:: Task set ::
• a. Please decide whether each of the following statements agrees with the court opinion on Florida setoff statutes, giving yes or no and quoting the deciding words of the opinion: (i) American Prime argues that denying discovery of the settlement amounts wholly eviscerates its affirmative defense of setoff. (ii) Under Florida law, setoff is governed by common law rather than by statute. (iii) Section 768.041(2) directs the court to apply the setoff after judgment has been entered.
• b. Write the next part of the court opinion on Florida setoff statutes, starting right after its final passage.

:: Page excerpt ::
######
In the instant petition, American Prime contends this exception applies, because the denial of discovery of the settlement amounts wholly eviscerates its affirmative defense of setoff. Under Florida law, setoff is statutorily circumscribed. See § 46.015(2), Fla. Stat. (2020) ; see also § 768.041(2), Fla. Stat. (2020) ; § 768.31(5)(a), Fla. Stat. (2020). The setoff statutes are designed to "prevent an award of double damages." Acadia Partners, L.P. v. Tompkins, 759 So. 2d 732, 739 (Fla. 5th DCA 2000). Thus, their application "presupposes the existence of multiple defendants jointly and severally liable for the same damages." McCalla v. E.C. Kenyon Constr. Co., Inc., 183 So. 3d 1192, 1197 (Fla. 1st DCA 2016) (quoting D'Angelo v. Fitzmaurice, 863 So. 2d 311, 314 (Fla. 2003) ).

Against this background, we turn our attention to the procedural aspects of the relevant setoff statutes. Section 768.041(2), Florida Statutes, provides, in pertinent part:

At trial, if any defendant shows the court that the plaintiff, or any person lawfully on her or his behalf, has delivered a release or covenant not to sue to any person, firm, or corporation in partial satisfaction of the damages sued for, the court shall set off this amount from the amount of any judgment to which the plaintiff would be otherwise entitled at the time of rendering judgment and enter judgment accordingly.
######
:: Data excerpt ::
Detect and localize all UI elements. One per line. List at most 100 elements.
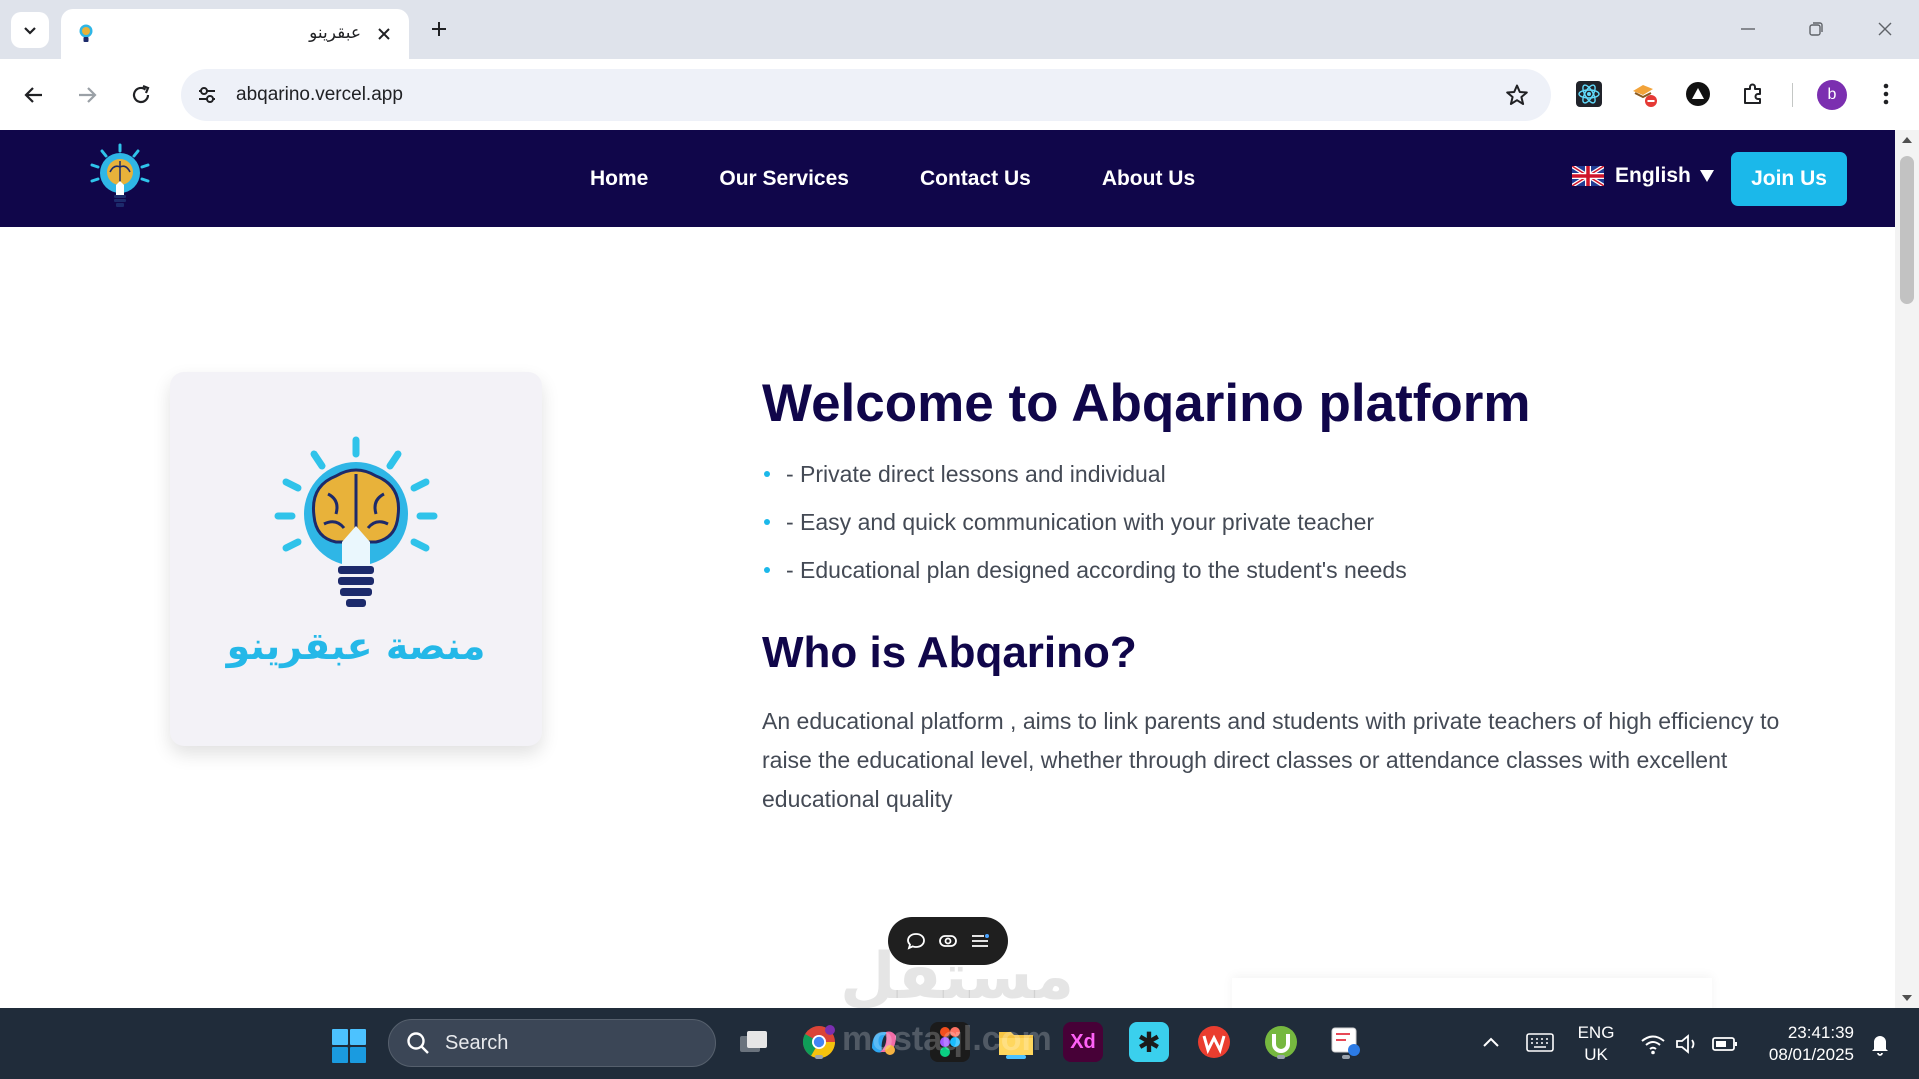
######
:: Exercise results ::
• a.
(i) Yes: "the denial of discovery of the settlement amounts wholly eviscerates its affirmative defense of setoff"
(ii) No: "Under Florida law, setoff is statutorily circumscribed."
(iii) No: "the court shall set off this amount from the amount of any judgment to which the plaintiff would be otherwise entitled at the time of rendering judgment and enter judgment accordingly."

• b.
Similarly, section 46.015(2), Florida Statutes, contains the following provision:

At trial, if any person shows the court that the plaintiff, or his or her legal representative, has delivered a written release or covenant not to sue to any person in partial satisfaction of the damages sued for, the court shall set off this amount from the amount of any judgment to which the plaintiff would be otherwise entitled at the time of rendering judgment.

Significantly, both statutes concurrently prohibit "the admission at trial of any evidence of settlement or dismissal of a defendant." Holmes v. Area Glass, Inc., 117 So. 3d 492, 494 (Fla. 1st DCA 2013). Our high court has determined this unambiguous prohibition "admits no exceptions, and violation of [it] ... is reversible error." Id. at 494 (citing Saleeby v. Rocky Elson Constr., Inc., 3 So. 3d 1078, 1080 (Fla. 2009) ).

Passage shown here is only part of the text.